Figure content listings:
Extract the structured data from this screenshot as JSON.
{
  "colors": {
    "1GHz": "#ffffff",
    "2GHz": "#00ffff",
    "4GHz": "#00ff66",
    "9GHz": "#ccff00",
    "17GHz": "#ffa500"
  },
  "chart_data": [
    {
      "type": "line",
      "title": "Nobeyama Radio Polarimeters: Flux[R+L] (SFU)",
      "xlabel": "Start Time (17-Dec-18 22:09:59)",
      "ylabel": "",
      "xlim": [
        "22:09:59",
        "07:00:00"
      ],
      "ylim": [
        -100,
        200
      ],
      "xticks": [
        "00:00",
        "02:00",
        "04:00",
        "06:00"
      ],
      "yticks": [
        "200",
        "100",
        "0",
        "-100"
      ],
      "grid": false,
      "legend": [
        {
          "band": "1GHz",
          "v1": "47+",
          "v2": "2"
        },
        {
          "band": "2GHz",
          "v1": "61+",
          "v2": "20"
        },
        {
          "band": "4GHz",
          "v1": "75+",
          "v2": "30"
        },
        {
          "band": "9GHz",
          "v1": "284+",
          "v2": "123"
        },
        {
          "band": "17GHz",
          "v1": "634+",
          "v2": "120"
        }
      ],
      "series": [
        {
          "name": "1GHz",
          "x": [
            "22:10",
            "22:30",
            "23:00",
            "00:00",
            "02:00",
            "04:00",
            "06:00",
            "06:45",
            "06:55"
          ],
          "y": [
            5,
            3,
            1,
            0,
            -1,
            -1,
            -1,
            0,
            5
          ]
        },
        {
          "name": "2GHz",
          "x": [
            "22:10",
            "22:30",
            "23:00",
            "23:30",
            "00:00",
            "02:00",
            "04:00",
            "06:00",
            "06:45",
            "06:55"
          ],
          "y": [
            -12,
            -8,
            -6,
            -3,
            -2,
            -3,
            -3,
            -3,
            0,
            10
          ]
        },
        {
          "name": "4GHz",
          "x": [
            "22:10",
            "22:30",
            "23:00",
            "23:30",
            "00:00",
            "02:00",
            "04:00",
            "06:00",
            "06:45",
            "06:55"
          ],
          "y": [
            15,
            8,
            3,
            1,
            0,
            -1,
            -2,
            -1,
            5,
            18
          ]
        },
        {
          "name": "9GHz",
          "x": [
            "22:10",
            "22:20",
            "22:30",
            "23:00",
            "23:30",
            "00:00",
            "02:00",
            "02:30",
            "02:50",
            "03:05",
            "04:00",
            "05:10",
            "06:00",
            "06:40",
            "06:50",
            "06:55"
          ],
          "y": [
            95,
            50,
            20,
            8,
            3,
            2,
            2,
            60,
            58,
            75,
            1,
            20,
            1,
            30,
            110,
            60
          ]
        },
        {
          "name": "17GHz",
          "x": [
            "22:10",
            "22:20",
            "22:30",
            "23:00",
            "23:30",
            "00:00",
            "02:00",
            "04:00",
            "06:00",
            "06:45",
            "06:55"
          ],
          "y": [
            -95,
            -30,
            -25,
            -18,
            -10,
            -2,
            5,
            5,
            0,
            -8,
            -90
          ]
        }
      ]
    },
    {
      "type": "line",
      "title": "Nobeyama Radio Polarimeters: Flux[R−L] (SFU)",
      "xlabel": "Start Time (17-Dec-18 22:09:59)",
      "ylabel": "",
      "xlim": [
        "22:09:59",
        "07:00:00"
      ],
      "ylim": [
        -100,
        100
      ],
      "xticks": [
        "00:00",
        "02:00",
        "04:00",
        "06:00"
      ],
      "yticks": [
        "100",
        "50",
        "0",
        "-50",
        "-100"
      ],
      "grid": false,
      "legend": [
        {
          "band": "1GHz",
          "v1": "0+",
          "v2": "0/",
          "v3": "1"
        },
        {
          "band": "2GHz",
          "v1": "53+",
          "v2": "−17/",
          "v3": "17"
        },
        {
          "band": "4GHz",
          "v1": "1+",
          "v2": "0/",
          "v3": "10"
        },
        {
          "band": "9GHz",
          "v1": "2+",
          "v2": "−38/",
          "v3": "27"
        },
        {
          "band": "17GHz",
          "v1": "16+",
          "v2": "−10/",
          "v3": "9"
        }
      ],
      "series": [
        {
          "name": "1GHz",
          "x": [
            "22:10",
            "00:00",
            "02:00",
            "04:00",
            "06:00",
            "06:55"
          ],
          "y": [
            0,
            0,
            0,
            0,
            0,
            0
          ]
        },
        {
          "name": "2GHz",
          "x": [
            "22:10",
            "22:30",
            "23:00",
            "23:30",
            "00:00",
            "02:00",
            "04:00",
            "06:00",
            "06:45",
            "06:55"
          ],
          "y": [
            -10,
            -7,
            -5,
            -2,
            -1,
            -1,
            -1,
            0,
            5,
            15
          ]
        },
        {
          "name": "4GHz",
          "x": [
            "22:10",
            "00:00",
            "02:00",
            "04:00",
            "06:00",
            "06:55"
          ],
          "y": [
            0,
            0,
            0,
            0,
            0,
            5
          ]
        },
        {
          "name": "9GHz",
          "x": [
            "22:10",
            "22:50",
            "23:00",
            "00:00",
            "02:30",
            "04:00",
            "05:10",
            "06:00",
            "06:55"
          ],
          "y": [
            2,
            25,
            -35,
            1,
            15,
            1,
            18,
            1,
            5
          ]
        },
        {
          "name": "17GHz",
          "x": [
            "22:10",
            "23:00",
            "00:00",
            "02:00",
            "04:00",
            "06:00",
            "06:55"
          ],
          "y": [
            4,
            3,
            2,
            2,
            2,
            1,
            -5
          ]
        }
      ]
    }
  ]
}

DESCRIPTION OF THE TASK:
Write out all of the records above exactly as they appear.

TASK RESPONSE:
Extract the structured data from this screenshot as JSON.
{
  "colors": {
    "1GHz": "#ffffff",
    "2GHz": "#00ffff",
    "4GHz": "#00ff66",
    "9GHz": "#ccff00",
    "17GHz": "#ffa500"
  },
  "chart_data": [
    {
      "type": "line",
      "title": "Nobeyama Radio Polarimeters: Flux[R+L] (SFU)",
      "xlabel": "Start Time (17-Dec-18 22:09:59)",
      "ylabel": "",
      "xlim": [
        "22:09:59",
        "07:00:00"
      ],
      "ylim": [
        -100,
        200
      ],
      "xticks": [
        "00:00",
        "02:00",
        "04:00",
        "06:00"
      ],
      "yticks": [
        "200",
        "100",
        "0",
        "-100"
      ],
      "grid": false,
      "legend": [
        {
          "band": "1GHz",
          "v1": "47+",
          "v2": "2"
        },
        {
          "band": "2GHz",
          "v1": "61+",
          "v2": "20"
        },
        {
          "band": "4GHz",
          "v1": "75+",
          "v2": "30"
        },
        {
          "band": "9GHz",
          "v1": "284+",
          "v2": "123"
        },
        {
          "band": "17GHz",
          "v1": "634+",
          "v2": "120"
        }
      ],
      "series": [
        {
          "name": "1GHz",
          "x": [
            "22:10",
            "22:30",
            "23:00",
            "00:00",
            "02:00",
            "04:00",
            "06:00",
            "06:45",
            "06:55"
          ],
          "y": [
            5,
            3,
            1,
            0,
            -1,
            -1,
            -1,
            0,
            5
          ]
        },
        {
          "name": "2GHz",
          "x": [
            "22:10",
            "22:30",
            "23:00",
            "23:30",
            "00:00",
            "02:00",
            "04:00",
            "06:00",
            "06:45",
            "06:55"
          ],
          "y": [
            -12,
            -8,
            -6,
            -3,
            -2,
            -3,
            -3,
            -3,
            0,
            10
          ]
        },
        {
          "name": "4GHz",
          "x": [
            "22:10",
            "22:30",
            "23:00",
            "23:30",
            "00:00",
            "02:00",
            "04:00",
            "06:00",
            "06:45",
            "06:55"
          ],
          "y": [
            15,
            8,
            3,
            1,
            0,
            -1,
            -2,
            -1,
            5,
            18
          ]
        },
        {
          "name": "9GHz",
          "x": [
            "22:10",
            "22:20",
            "22:30",
            "23:00",
            "23:30",
            "00:00",
            "02:00",
            "02:30",
            "02:50",
            "03:05",
            "04:00",
            "05:10",
            "06:00",
            "06:40",
            "06:50",
            "06:55"
          ],
          "y": [
            95,
            50,
            20,
            8,
            3,
            2,
            2,
            60,
            58,
            75,
            1,
            20,
            1,
            30,
            110,
            60
          ]
        },
        {
          "name": "17GHz",
          "x": [
            "22:10",
            "22:20",
            "22:30",
            "23:00",
            "23:30",
            "00:00",
            "02:00",
            "04:00",
            "06:00",
            "06:45",
            "06:55"
          ],
          "y": [
            -95,
            -30,
            -25,
            -18,
            -10,
            -2,
            5,
            5,
            0,
            -8,
            -90
          ]
        }
      ]
    },
    {
      "type": "line",
      "title": "Nobeyama Radio Polarimeters: Flux[R−L] (SFU)",
      "xlabel": "Start Time (17-Dec-18 22:09:59)",
      "ylabel": "",
      "xlim": [
        "22:09:59",
        "07:00:00"
      ],
      "ylim": [
        -100,
        100
      ],
      "xticks": [
        "00:00",
        "02:00",
        "04:00",
        "06:00"
      ],
      "yticks": [
        "100",
        "50",
        "0",
        "-50",
        "-100"
      ],
      "grid": false,
      "legend": [
        {
          "band": "1GHz",
          "v1": "0+",
          "v2": "0/",
          "v3": "1"
        },
        {
          "band": "2GHz",
          "v1": "53+",
          "v2": "−17/",
          "v3": "17"
        },
        {
          "band": "4GHz",
          "v1": "1+",
          "v2": "0/",
          "v3": "10"
        },
        {
          "band": "9GHz",
          "v1": "2+",
          "v2": "−38/",
          "v3": "27"
        },
        {
          "band": "17GHz",
          "v1": "16+",
          "v2": "−10/",
          "v3": "9"
        }
      ],
      "series": [
        {
          "name": "1GHz",
          "x": [
            "22:10",
            "00:00",
            "02:00",
            "04:00",
            "06:00",
            "06:55"
          ],
          "y": [
            0,
            0,
            0,
            0,
            0,
            0
          ]
        },
        {
          "name": "2GHz",
          "x": [
            "22:10",
            "22:30",
            "23:00",
            "23:30",
            "00:00",
            "02:00",
            "04:00",
            "06:00",
            "06:45",
            "06:55"
          ],
          "y": [
            -10,
            -7,
            -5,
            -2,
            -1,
            -1,
            -1,
            0,
            5,
            15
          ]
        },
        {
          "name": "4GHz",
          "x": [
            "22:10",
            "00:00",
            "02:00",
            "04:00",
            "06:00",
            "06:55"
          ],
          "y": [
            0,
            0,
            0,
            0,
            0,
            5
          ]
        },
        {
          "name": "9GHz",
          "x": [
            "22:10",
            "22:50",
            "23:00",
            "00:00",
            "02:30",
            "04:00",
            "05:10",
            "06:00",
            "06:55"
          ],
          "y": [
            2,
            25,
            -35,
            1,
            15,
            1,
            18,
            1,
            5
          ]
        },
        {
          "name": "17GHz",
          "x": [
            "22:10",
            "23:00",
            "00:00",
            "02:00",
            "04:00",
            "06:00",
            "06:55"
          ],
          "y": [
            4,
            3,
            2,
            2,
            2,
            1,
            -5
          ]
        }
      ]
    }
  ]
}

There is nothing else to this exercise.